Find every line with "buildings" in it, then report how many there are and nothing more.

----- Task inputs -----

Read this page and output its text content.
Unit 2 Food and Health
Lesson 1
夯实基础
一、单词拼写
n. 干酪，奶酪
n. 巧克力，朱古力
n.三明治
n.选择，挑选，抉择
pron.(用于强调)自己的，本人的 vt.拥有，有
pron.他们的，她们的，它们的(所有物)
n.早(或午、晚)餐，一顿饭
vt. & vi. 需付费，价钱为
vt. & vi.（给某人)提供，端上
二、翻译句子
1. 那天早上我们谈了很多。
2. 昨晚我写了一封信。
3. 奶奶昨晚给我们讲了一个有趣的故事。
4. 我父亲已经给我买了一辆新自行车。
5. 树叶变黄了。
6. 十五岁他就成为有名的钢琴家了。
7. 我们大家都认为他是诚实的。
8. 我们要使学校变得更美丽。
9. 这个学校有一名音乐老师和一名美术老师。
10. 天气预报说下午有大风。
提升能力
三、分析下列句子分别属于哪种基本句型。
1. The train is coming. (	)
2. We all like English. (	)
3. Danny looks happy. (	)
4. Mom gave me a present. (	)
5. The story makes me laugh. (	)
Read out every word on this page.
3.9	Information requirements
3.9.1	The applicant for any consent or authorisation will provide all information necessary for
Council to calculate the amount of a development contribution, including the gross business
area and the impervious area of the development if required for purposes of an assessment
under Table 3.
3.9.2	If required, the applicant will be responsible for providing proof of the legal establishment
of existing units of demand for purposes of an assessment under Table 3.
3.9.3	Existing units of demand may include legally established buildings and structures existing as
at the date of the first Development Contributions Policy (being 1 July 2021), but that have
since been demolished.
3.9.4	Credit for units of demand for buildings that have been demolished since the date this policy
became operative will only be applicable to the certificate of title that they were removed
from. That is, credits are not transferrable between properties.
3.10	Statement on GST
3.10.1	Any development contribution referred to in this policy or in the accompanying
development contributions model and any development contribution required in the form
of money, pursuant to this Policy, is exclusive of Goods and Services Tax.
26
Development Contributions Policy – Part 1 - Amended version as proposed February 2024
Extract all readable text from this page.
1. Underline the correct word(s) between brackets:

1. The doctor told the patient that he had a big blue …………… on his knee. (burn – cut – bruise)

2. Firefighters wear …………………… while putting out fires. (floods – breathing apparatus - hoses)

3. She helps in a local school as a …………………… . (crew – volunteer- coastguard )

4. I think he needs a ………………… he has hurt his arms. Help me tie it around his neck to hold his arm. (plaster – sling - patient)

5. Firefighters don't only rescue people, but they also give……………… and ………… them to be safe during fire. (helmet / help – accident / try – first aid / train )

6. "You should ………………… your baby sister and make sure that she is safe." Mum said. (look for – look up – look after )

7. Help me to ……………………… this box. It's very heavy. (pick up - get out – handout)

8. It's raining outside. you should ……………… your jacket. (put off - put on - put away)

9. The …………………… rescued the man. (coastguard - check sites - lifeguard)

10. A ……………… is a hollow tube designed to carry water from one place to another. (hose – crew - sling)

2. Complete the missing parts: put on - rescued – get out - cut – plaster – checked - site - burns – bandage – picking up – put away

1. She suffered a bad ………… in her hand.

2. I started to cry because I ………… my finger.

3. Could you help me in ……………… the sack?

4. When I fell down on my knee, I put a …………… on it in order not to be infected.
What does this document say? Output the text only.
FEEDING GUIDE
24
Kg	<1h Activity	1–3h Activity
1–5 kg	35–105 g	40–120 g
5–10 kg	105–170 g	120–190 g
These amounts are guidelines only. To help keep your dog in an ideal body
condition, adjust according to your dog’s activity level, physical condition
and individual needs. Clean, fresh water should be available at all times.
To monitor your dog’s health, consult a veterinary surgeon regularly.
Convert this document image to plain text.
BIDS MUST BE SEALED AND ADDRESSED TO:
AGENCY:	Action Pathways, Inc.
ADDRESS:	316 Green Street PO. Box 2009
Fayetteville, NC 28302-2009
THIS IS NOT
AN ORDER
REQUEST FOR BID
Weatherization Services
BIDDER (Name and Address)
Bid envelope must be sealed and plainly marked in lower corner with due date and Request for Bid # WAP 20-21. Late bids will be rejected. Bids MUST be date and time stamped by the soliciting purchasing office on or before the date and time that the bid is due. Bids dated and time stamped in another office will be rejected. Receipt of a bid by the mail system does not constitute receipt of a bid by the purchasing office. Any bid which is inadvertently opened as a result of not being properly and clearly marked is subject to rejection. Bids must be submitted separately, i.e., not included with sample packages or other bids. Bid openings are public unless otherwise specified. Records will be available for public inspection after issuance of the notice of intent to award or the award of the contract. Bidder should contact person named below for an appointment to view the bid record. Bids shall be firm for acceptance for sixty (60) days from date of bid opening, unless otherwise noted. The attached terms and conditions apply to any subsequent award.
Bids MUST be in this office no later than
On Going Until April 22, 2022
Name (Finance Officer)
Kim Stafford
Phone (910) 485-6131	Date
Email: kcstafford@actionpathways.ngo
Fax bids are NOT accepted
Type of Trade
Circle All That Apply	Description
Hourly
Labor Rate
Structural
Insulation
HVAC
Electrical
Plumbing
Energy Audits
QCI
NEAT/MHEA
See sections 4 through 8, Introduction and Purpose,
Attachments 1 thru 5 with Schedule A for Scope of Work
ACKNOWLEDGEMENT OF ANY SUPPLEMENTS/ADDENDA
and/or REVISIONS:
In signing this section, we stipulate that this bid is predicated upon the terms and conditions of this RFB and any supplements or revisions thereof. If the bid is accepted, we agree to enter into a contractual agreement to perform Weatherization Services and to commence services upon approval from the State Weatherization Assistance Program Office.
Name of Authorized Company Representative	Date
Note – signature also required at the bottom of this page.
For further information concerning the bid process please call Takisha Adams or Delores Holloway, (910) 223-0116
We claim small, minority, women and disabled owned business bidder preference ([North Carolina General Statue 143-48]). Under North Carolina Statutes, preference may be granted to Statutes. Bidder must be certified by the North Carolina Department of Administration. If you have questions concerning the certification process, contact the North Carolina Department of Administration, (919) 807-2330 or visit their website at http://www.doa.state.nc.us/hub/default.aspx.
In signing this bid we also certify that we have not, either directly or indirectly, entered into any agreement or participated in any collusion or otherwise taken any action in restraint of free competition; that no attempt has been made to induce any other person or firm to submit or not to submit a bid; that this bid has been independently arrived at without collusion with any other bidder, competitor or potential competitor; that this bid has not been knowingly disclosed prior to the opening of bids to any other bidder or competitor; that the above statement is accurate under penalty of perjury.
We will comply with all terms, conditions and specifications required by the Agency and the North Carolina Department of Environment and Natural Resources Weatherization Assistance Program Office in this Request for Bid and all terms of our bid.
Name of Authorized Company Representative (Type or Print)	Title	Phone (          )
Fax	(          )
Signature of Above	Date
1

-----

In response
2